Stored data:

┄┄┄┄┄┄┄┄┄┄

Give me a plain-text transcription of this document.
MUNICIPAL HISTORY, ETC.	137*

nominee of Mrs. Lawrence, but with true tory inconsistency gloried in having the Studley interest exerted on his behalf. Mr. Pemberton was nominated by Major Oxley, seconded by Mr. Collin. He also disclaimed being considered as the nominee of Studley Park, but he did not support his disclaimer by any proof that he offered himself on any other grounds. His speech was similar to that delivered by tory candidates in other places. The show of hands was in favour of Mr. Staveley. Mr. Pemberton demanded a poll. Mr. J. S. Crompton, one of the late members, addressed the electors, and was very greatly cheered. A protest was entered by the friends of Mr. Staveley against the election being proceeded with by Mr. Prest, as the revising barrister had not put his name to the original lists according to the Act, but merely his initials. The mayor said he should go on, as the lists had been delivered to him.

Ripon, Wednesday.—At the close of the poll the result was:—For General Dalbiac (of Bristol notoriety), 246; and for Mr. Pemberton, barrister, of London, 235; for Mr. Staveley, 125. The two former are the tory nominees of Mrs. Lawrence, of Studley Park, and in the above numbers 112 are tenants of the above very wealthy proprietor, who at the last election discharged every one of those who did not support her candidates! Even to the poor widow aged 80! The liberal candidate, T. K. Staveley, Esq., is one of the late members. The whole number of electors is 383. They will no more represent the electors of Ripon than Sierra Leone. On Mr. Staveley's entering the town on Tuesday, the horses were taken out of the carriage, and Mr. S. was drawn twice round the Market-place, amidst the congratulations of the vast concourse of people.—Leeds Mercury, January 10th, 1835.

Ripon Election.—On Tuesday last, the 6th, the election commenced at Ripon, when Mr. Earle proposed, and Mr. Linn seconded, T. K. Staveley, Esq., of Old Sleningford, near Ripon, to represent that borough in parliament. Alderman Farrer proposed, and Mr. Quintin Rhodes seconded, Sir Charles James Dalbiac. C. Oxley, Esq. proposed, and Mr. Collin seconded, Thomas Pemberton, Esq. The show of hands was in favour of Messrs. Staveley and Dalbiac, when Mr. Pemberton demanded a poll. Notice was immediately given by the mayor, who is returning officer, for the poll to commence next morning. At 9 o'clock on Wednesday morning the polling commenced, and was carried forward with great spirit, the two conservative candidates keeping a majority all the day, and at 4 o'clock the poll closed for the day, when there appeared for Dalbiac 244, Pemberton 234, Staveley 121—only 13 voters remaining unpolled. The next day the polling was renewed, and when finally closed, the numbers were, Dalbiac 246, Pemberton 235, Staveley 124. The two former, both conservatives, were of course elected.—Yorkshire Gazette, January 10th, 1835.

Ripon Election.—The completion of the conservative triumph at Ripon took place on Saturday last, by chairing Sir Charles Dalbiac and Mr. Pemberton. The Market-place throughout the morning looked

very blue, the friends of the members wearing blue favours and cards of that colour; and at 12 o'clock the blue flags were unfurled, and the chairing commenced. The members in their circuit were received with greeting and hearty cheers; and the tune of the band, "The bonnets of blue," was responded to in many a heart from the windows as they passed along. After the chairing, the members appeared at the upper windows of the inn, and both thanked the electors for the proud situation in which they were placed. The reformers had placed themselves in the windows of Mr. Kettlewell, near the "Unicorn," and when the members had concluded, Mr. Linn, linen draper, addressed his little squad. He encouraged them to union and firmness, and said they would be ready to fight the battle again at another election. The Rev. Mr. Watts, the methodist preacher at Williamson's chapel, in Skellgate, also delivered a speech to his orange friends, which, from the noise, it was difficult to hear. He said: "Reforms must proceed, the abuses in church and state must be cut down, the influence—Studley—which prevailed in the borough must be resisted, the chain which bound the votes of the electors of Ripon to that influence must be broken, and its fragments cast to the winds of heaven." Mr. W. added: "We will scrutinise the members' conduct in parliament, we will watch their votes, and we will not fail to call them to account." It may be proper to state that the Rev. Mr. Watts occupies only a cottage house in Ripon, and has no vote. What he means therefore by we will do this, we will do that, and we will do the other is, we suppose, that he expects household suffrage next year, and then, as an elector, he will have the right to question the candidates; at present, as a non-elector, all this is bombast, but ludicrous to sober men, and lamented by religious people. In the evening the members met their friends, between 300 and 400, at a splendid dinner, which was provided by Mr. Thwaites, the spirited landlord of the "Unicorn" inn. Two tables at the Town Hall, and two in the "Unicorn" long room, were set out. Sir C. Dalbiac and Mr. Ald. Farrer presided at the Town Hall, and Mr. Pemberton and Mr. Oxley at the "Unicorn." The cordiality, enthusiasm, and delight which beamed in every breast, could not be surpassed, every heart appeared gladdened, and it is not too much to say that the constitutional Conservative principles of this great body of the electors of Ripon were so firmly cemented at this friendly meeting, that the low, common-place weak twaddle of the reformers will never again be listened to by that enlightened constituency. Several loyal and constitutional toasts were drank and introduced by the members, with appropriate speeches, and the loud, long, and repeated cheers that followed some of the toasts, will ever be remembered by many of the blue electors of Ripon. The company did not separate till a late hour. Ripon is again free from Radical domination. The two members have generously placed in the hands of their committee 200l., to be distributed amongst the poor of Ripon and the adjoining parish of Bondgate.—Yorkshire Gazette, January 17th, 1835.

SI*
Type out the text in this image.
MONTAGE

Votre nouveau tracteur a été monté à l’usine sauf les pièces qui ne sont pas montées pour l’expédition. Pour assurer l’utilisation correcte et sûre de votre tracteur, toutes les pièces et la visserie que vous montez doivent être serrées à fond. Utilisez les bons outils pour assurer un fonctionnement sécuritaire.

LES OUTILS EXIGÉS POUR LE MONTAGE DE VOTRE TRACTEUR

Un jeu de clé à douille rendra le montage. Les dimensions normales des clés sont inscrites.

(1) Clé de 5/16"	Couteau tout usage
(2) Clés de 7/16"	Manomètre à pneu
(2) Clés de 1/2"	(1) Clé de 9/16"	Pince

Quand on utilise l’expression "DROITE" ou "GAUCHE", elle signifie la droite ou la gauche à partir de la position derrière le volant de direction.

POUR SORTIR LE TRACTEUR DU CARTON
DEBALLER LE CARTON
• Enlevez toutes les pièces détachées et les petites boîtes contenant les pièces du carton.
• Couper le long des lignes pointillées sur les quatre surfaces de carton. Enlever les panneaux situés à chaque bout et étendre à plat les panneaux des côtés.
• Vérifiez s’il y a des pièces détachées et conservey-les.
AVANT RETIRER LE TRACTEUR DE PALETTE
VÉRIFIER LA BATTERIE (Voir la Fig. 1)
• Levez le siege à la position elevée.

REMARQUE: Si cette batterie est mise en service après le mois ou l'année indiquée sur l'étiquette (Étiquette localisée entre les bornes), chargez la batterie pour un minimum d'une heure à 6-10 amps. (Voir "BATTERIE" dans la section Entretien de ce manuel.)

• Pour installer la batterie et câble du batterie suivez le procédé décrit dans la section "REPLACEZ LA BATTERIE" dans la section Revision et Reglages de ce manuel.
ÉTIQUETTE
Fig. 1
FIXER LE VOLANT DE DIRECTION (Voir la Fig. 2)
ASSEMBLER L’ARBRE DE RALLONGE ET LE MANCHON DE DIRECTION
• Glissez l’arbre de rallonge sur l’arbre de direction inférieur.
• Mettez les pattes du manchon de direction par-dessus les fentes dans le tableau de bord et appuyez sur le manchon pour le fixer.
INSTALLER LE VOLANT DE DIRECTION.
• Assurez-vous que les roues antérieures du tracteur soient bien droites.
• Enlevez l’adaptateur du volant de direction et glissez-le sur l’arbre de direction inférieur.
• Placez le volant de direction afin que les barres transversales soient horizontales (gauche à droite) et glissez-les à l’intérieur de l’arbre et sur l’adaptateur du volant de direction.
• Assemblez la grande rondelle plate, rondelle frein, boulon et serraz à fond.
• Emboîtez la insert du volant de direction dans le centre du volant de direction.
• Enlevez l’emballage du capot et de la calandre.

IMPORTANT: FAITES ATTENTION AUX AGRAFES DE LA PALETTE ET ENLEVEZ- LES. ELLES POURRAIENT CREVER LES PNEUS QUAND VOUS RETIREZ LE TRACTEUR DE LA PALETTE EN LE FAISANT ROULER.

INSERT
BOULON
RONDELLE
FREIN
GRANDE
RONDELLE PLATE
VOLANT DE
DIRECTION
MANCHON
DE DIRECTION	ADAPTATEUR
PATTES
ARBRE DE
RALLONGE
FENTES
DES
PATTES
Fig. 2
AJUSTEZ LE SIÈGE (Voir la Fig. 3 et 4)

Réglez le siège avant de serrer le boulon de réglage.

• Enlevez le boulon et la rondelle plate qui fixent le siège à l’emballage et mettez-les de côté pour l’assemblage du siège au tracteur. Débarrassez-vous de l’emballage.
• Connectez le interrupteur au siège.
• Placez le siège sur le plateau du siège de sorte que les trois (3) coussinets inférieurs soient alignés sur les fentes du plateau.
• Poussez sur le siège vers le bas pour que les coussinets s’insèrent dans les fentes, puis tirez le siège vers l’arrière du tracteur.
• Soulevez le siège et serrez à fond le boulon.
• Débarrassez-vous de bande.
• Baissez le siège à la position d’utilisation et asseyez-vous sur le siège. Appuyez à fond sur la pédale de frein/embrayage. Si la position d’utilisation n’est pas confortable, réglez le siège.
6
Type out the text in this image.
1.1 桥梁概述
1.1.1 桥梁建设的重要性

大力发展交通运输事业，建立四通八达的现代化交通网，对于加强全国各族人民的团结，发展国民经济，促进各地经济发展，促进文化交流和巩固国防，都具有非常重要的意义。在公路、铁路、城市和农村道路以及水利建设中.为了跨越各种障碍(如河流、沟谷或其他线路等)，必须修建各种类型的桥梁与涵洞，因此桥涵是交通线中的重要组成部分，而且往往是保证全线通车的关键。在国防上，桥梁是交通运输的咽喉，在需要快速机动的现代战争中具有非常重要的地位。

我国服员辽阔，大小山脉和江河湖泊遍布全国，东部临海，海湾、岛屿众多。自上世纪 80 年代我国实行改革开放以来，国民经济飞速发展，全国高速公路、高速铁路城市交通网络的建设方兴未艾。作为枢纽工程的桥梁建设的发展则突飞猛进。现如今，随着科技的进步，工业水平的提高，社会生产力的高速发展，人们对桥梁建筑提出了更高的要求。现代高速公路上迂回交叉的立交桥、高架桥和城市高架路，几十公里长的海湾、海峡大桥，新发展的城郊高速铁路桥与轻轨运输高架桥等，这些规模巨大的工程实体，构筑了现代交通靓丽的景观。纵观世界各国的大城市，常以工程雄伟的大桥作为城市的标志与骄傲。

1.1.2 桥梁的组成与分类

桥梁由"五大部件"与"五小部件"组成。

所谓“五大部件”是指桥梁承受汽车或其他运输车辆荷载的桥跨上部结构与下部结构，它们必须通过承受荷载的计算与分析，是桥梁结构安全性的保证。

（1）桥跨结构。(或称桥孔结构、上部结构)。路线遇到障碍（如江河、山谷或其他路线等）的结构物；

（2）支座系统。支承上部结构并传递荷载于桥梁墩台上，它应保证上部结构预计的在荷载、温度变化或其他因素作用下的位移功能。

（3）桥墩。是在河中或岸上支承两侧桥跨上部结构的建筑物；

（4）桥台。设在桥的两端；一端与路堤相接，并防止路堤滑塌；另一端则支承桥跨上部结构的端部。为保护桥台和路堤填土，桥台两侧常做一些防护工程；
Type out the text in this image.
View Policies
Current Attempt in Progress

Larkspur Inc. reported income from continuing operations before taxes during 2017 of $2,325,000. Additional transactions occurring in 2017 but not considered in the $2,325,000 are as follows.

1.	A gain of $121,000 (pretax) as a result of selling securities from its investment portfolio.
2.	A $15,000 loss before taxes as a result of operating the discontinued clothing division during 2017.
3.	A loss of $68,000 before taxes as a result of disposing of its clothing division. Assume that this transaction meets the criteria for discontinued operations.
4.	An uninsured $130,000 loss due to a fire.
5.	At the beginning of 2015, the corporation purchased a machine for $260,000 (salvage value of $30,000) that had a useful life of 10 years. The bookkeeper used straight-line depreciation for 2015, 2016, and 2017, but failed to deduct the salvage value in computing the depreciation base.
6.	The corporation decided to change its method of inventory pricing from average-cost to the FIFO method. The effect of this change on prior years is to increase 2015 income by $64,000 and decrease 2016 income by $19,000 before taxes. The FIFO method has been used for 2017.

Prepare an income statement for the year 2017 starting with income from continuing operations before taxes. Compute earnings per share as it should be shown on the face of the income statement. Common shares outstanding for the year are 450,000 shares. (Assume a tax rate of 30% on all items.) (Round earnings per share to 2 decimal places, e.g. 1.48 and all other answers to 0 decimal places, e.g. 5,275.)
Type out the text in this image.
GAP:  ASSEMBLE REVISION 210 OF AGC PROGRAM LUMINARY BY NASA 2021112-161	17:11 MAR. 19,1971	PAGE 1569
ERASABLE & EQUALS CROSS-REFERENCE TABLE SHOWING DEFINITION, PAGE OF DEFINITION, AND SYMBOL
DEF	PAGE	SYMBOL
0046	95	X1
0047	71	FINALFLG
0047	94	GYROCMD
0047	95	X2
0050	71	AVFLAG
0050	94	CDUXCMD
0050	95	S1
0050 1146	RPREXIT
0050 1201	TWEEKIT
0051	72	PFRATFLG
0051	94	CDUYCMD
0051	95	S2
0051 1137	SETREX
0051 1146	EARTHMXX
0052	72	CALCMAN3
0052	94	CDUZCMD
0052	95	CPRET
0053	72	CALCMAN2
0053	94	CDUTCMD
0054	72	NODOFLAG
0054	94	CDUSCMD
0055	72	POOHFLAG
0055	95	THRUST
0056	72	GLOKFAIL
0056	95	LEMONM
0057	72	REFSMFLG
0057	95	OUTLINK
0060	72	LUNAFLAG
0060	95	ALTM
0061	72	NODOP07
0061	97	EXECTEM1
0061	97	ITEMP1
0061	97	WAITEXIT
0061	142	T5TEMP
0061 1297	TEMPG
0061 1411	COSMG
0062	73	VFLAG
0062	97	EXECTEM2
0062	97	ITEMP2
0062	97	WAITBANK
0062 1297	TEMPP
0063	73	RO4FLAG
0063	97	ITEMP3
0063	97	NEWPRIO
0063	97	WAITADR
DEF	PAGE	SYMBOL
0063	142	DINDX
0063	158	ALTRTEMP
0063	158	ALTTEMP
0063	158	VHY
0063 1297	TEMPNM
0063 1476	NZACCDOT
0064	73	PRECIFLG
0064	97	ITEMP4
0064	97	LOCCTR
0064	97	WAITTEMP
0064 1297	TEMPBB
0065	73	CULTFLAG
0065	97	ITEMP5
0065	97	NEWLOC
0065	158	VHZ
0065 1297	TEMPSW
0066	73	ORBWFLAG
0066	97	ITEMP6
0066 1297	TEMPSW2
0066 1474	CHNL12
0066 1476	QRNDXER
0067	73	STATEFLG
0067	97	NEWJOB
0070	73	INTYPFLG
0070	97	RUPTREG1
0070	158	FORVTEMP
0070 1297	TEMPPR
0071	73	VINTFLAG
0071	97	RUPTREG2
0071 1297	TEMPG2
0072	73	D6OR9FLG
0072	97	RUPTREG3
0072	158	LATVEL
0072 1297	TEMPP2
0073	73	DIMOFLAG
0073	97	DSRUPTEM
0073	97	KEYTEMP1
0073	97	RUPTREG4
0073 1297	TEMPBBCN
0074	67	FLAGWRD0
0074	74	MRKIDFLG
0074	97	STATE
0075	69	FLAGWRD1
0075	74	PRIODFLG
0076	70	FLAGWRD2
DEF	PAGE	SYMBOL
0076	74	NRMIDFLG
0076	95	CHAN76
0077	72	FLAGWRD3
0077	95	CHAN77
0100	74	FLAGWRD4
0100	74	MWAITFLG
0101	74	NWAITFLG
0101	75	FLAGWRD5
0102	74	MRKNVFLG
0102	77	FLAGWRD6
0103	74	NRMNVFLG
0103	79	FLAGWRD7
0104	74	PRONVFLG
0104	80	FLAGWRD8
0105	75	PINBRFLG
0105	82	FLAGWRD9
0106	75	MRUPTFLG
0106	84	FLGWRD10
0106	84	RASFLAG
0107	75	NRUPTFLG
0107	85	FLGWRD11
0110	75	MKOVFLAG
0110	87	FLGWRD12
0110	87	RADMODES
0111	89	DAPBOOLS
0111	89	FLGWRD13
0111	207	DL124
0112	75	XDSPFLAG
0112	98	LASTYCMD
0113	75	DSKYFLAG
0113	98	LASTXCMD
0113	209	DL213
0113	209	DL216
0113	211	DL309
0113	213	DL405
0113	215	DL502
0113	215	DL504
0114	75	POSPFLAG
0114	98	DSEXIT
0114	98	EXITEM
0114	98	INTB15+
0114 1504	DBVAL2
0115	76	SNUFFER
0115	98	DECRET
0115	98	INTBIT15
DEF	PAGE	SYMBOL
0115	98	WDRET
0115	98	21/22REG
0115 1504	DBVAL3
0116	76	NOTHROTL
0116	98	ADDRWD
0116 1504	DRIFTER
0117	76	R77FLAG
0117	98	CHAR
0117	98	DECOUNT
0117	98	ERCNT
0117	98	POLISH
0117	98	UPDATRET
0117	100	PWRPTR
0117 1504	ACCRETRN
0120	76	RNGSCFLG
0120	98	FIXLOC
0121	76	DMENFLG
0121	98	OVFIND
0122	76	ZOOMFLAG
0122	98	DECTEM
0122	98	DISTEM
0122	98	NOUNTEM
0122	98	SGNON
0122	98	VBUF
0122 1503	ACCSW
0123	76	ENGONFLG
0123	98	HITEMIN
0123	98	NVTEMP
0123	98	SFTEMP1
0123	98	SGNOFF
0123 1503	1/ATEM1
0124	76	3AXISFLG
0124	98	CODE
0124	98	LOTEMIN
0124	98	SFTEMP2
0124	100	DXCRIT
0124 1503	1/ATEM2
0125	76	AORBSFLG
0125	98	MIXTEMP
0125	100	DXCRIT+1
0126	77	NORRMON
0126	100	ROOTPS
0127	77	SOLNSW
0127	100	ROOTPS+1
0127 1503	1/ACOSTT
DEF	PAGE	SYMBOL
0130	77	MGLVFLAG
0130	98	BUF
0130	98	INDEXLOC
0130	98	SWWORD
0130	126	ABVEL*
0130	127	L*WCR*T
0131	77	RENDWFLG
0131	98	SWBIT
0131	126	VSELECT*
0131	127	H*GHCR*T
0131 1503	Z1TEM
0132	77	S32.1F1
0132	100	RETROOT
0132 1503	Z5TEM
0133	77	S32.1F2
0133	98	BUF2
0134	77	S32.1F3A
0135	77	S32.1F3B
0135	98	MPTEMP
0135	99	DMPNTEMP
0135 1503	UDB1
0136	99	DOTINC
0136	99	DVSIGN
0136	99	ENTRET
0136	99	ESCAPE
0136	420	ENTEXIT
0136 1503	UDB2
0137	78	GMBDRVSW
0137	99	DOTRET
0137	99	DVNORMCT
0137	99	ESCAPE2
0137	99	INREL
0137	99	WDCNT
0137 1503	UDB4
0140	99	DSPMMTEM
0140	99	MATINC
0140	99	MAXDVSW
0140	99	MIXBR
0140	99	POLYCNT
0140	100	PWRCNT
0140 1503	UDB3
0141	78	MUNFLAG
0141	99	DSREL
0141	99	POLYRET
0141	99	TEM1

┄┄┄┄┄┄┄┄┄┄

> [Stated goal]
Track down every line holding the string "五大部件" and copy it.

> [Response to this exercise]
桥梁由"五大部件"与"五小部件"组成。
所谓“五大部件”是指桥梁承受汽车或其他运输车辆荷载的桥跨上部结构与下部结构，它们必须通过承受荷载的计算与分析，是桥梁结构安全性的保证。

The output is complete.